SUPPLIED MATERIAL:
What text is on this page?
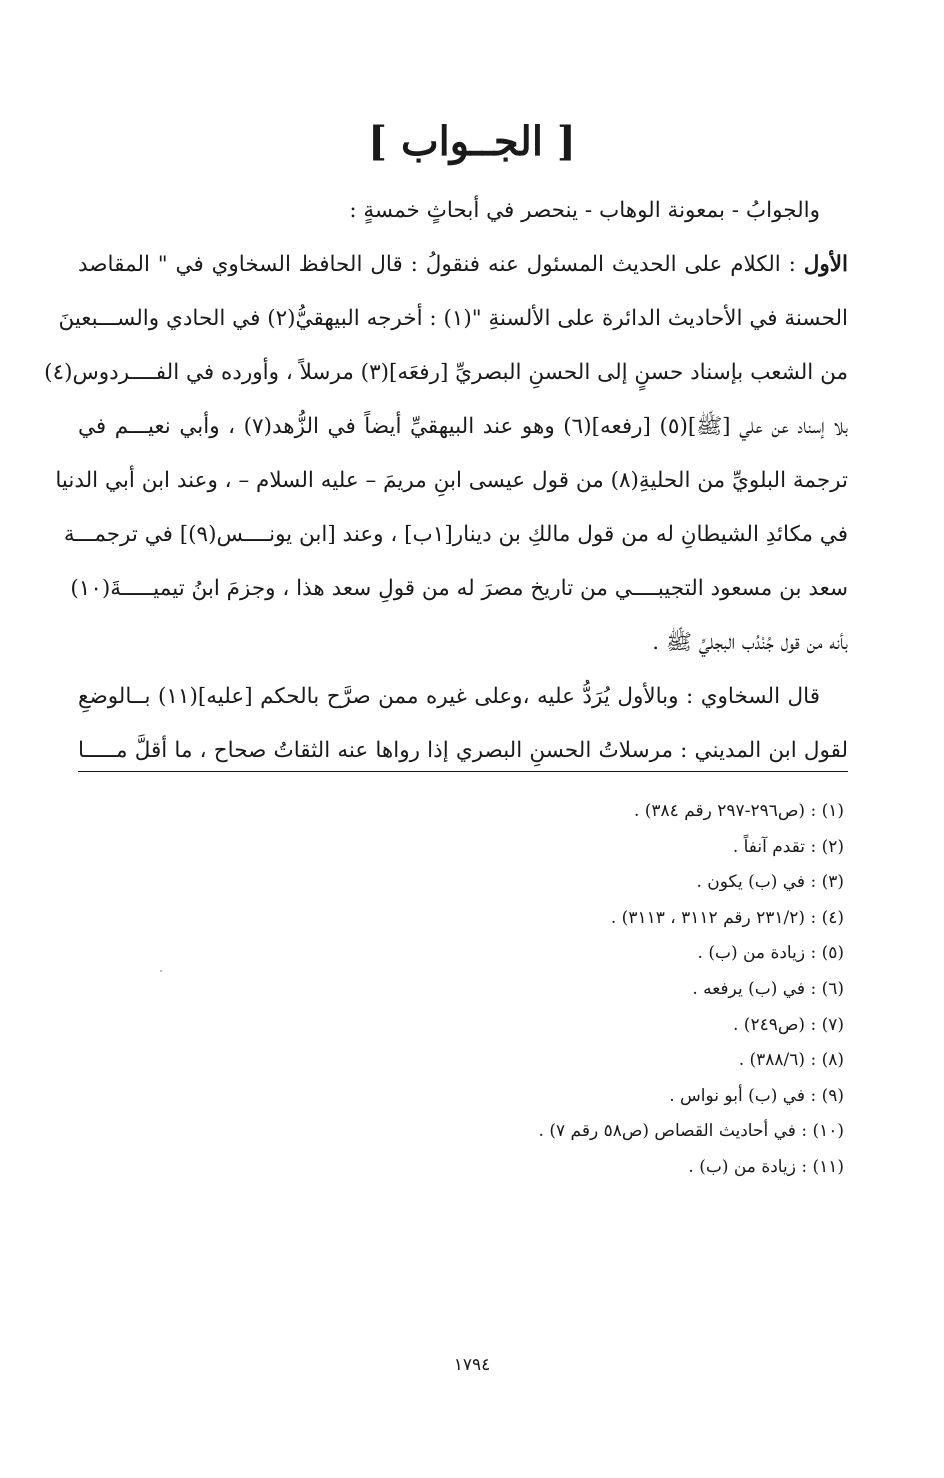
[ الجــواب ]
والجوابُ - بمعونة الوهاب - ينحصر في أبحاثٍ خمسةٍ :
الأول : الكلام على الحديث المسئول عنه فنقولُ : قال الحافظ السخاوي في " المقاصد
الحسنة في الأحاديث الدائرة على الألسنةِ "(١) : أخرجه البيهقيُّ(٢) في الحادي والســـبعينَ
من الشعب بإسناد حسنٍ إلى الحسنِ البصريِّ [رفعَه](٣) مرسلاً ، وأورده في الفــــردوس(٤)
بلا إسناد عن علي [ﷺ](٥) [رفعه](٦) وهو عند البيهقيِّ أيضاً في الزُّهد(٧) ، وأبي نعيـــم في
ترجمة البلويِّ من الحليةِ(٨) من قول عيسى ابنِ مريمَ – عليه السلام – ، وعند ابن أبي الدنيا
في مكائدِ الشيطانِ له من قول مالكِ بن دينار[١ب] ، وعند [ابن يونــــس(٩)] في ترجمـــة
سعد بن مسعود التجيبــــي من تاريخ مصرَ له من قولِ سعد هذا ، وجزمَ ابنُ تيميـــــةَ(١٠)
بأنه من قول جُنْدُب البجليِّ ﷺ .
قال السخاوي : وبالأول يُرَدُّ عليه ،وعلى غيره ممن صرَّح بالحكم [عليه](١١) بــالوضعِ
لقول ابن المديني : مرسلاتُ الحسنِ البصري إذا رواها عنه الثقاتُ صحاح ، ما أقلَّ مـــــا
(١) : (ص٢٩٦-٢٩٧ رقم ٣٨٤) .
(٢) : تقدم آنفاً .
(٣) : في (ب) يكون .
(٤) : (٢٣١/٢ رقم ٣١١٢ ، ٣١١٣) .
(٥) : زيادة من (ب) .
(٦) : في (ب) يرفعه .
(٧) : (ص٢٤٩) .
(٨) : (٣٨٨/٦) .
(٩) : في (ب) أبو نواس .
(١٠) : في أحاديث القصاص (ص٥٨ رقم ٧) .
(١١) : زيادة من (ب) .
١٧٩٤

WHAT IS BEING ASKED: Return the full material word for word. Do not include the pictures.

TASK RESPONSE:
What text is on this page?
[ الجــواب ]
والجوابُ - بمعونة الوهاب - ينحصر في أبحاثٍ خمسةٍ :
الأول : الكلام على الحديث المسئول عنه فنقولُ : قال الحافظ السخاوي في " المقاصد
الحسنة في الأحاديث الدائرة على الألسنةِ "(١) : أخرجه البيهقيُّ(٢) في الحادي والســـبعينَ
من الشعب بإسناد حسنٍ إلى الحسنِ البصريِّ [رفعَه](٣) مرسلاً ، وأورده في الفــــردوس(٤)
بلا إسناد عن علي [ﷺ](٥) [رفعه](٦) وهو عند البيهقيِّ أيضاً في الزُّهد(٧) ، وأبي نعيـــم في
ترجمة البلويِّ من الحليةِ(٨) من قول عيسى ابنِ مريمَ – عليه السلام – ، وعند ابن أبي الدنيا
في مكائدِ الشيطانِ له من قول مالكِ بن دينار[١ب] ، وعند [ابن يونــــس(٩)] في ترجمـــة
سعد بن مسعود التجيبــــي من تاريخ مصرَ له من قولِ سعد هذا ، وجزمَ ابنُ تيميـــــةَ(١٠)
بأنه من قول جُنْدُب البجليِّ ﷺ .
قال السخاوي : وبالأول يُرَدُّ عليه ،وعلى غيره ممن صرَّح بالحكم [عليه](١١) بــالوضعِ
لقول ابن المديني : مرسلاتُ الحسنِ البصري إذا رواها عنه الثقاتُ صحاح ، ما أقلَّ مـــــا
(١) : (ص٢٩٦-٢٩٧ رقم ٣٨٤) .
(٢) : تقدم آنفاً .
(٣) : في (ب) يكون .
(٤) : (٢٣١/٢ رقم ٣١١٢ ، ٣١١٣) .
(٥) : زيادة من (ب) .
(٦) : في (ب) يرفعه .
(٧) : (ص٢٤٩) .
(٨) : (٣٨٨/٦) .
(٩) : في (ب) أبو نواس .
(١٠) : في أحاديث القصاص (ص٥٨ رقم ٧) .
(١١) : زيادة من (ب) .
١٧٩٤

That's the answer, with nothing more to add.